→ **AIM**
Your task is to print every entry below exactly as given.
________________________________________
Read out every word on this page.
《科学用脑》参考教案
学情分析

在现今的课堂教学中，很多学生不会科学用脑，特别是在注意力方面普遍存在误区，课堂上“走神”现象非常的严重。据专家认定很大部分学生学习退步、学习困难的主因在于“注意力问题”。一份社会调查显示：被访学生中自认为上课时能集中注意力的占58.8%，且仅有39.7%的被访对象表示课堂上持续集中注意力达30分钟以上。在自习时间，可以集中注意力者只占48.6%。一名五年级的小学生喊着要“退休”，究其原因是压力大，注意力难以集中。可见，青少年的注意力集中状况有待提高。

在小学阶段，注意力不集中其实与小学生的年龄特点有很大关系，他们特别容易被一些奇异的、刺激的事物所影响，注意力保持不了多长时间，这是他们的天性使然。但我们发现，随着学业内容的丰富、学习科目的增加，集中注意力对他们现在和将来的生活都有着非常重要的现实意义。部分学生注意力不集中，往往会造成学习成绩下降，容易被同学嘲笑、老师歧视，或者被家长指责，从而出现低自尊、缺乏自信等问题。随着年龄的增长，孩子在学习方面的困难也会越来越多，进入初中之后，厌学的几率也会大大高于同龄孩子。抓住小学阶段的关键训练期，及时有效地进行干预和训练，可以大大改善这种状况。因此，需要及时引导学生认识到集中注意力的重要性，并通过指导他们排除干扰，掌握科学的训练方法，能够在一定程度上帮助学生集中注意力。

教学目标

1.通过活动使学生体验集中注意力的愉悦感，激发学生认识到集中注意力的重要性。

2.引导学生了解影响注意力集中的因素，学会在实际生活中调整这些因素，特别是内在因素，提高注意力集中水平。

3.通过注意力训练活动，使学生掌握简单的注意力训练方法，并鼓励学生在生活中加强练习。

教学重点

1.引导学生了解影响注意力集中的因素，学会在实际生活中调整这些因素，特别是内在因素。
________________________________________
→ **SOLUTION**
Read out every word on this page.
《科学用脑》参考教案
学情分析

在现今的课堂教学中，很多学生不会科学用脑，特别是在注意力方面普遍存在误区，课堂上“走神”现象非常的严重。据专家认定很大部分学生学习退步、学习困难的主因在于“注意力问题”。一份社会调查显示：被访学生中自认为上课时能集中注意力的占58.8%，且仅有39.7%的被访对象表示课堂上持续集中注意力达30分钟以上。在自习时间，可以集中注意力者只占48.6%。一名五年级的小学生喊着要“退休”，究其原因是压力大，注意力难以集中。可见，青少年的注意力集中状况有待提高。

在小学阶段，注意力不集中其实与小学生的年龄特点有很大关系，他们特别容易被一些奇异的、刺激的事物所影响，注意力保持不了多长时间，这是他们的天性使然。但我们发现，随着学业内容的丰富、学习科目的增加，集中注意力对他们现在和将来的生活都有着非常重要的现实意义。部分学生注意力不集中，往往会造成学习成绩下降，容易被同学嘲笑、老师歧视，或者被家长指责，从而出现低自尊、缺乏自信等问题。随着年龄的增长，孩子在学习方面的困难也会越来越多，进入初中之后，厌学的几率也会大大高于同龄孩子。抓住小学阶段的关键训练期，及时有效地进行干预和训练，可以大大改善这种状况。因此，需要及时引导学生认识到集中注意力的重要性，并通过指导他们排除干扰，掌握科学的训练方法，能够在一定程度上帮助学生集中注意力。

教学目标

1.通过活动使学生体验集中注意力的愉悦感，激发学生认识到集中注意力的重要性。

2.引导学生了解影响注意力集中的因素，学会在实际生活中调整这些因素，特别是内在因素，提高注意力集中水平。

3.通过注意力训练活动，使学生掌握简单的注意力训练方法，并鼓励学生在生活中加强练习。

教学重点

1.引导学生了解影响注意力集中的因素，学会在实际生活中调整这些因素，特别是内在因素。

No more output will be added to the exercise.